++++ Data in this exercise ++++
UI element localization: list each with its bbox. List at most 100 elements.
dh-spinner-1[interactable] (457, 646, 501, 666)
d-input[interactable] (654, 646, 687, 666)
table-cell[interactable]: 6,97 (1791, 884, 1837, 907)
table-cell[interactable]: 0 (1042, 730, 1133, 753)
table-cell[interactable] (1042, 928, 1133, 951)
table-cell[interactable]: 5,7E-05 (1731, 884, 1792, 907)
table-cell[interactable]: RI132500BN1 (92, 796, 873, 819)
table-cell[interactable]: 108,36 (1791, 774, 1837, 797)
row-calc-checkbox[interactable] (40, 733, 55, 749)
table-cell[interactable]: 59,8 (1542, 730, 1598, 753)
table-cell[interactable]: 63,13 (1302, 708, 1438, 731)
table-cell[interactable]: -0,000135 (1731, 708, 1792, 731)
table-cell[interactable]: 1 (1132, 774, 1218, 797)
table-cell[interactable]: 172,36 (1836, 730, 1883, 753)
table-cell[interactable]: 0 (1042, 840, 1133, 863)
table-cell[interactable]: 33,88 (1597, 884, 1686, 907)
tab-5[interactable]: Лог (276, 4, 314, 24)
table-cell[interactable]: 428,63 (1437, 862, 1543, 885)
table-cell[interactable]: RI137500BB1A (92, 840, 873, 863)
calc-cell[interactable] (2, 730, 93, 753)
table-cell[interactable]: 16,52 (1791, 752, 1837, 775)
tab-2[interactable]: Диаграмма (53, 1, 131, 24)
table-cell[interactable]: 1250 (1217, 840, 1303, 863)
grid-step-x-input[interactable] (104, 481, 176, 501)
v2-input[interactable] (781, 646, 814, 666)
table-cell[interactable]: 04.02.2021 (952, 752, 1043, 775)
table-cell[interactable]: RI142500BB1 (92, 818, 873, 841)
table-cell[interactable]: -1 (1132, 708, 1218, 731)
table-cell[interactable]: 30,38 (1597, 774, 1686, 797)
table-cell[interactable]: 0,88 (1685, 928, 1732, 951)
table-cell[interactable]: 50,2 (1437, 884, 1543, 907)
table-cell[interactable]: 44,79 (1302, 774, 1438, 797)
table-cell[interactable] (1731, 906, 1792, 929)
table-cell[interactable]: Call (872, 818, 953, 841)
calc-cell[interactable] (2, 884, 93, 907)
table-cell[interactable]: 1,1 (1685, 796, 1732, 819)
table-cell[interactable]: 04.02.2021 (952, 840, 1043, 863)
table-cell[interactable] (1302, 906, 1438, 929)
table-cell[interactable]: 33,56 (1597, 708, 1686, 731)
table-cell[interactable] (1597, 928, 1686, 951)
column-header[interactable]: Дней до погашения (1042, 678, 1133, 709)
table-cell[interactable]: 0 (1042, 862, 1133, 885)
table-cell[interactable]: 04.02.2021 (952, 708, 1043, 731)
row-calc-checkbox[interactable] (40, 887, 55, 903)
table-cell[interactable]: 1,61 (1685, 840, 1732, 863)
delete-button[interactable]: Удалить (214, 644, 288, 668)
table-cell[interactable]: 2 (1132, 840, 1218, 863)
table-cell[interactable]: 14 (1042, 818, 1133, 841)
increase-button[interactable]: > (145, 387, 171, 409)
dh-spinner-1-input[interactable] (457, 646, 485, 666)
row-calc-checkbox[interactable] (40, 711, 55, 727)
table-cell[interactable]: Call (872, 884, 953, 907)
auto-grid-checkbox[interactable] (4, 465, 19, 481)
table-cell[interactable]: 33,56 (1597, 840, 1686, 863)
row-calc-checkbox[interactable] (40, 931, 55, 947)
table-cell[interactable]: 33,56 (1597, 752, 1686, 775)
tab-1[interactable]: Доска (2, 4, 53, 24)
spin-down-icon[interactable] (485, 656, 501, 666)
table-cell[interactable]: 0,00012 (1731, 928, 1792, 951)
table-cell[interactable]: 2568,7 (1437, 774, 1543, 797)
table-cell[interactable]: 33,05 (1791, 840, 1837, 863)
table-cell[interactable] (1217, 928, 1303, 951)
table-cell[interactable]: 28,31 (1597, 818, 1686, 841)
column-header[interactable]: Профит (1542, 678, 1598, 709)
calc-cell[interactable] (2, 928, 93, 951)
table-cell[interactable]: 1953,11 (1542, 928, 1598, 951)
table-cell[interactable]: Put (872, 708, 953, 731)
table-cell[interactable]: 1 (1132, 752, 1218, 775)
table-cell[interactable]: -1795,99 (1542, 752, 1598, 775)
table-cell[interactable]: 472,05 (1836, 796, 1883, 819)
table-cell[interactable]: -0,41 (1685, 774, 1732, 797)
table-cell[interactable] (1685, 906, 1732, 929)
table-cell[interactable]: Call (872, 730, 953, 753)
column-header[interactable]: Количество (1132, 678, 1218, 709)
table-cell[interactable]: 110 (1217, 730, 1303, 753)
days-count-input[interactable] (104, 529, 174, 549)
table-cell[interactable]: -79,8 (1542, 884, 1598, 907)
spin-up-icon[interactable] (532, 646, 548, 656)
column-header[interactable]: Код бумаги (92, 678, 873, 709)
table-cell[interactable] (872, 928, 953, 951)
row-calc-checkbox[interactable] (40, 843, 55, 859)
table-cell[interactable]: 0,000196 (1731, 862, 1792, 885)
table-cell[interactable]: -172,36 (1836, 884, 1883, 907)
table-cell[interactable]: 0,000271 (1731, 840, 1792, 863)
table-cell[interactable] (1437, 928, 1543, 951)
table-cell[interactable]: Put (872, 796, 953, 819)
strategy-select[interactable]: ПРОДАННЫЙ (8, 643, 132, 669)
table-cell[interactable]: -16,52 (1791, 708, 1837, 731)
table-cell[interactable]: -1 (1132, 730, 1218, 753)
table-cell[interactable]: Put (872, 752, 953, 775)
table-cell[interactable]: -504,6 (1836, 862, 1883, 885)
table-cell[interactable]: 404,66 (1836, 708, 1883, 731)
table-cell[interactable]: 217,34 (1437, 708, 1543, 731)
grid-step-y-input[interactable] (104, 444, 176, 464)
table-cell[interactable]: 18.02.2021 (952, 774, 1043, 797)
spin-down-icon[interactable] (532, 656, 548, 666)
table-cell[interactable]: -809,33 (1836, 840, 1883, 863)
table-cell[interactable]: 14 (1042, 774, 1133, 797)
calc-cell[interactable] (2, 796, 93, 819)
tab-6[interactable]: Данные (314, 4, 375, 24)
++++
• **What you need to do**
Return every line of the data, starting with the first line and going on through the line that contains "tab-5[interactable]: Лог (276, 4, 314, 24)", with both ends included.

• **Exercise answer**
UI element localization: list each with its bbox. List at most 100 elements.
dh-spinner-1[interactable] (457, 646, 501, 666)
d-input[interactable] (654, 646, 687, 666)
table-cell[interactable]: 6,97 (1791, 884, 1837, 907)
table-cell[interactable]: 0 (1042, 730, 1133, 753)
table-cell[interactable] (1042, 928, 1133, 951)
table-cell[interactable]: 5,7E-05 (1731, 884, 1792, 907)
table-cell[interactable]: RI132500BN1 (92, 796, 873, 819)
table-cell[interactable]: 108,36 (1791, 774, 1837, 797)
row-calc-checkbox[interactable] (40, 733, 55, 749)
table-cell[interactable]: 59,8 (1542, 730, 1598, 753)
table-cell[interactable]: 63,13 (1302, 708, 1438, 731)
table-cell[interactable]: -0,000135 (1731, 708, 1792, 731)
table-cell[interactable]: 1 (1132, 774, 1218, 797)
table-cell[interactable]: 172,36 (1836, 730, 1883, 753)
table-cell[interactable]: 0 (1042, 840, 1133, 863)
table-cell[interactable]: 33,88 (1597, 884, 1686, 907)
tab-5[interactable]: Лог (276, 4, 314, 24)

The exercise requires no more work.